What needs to be done: In the material below, find all lines with the string "document" and copy them.

(Dataset items)
-*-*-

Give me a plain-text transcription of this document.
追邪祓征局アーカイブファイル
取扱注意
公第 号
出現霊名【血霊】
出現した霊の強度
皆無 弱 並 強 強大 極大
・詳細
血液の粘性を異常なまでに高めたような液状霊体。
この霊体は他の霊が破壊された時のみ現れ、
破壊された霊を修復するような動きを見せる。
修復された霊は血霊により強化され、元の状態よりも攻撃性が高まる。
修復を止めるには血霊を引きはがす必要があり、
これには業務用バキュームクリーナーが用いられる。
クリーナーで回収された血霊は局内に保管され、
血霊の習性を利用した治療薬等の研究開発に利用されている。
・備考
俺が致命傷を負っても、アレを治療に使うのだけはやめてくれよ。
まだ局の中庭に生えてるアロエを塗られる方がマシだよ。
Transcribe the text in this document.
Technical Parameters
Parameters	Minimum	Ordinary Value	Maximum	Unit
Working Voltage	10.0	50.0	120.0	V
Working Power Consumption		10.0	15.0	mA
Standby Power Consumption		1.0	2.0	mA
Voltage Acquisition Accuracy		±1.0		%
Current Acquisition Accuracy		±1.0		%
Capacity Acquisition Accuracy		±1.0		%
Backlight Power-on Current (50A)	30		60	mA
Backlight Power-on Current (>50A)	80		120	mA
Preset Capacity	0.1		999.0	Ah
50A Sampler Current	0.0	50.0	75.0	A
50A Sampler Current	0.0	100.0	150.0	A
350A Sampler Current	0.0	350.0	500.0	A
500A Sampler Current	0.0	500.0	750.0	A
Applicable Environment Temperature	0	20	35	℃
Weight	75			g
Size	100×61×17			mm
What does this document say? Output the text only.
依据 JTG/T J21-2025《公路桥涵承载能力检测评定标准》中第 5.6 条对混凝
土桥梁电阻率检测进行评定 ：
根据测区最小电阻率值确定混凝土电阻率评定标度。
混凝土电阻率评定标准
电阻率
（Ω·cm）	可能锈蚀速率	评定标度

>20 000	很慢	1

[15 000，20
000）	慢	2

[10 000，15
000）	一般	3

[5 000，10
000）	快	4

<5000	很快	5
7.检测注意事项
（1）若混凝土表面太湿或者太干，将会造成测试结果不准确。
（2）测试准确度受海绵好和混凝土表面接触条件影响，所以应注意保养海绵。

-*-*-

Response below:
Give me a plain-text transcription of this document.
Transcribe the text in this document.
What does this document say? Output the text only.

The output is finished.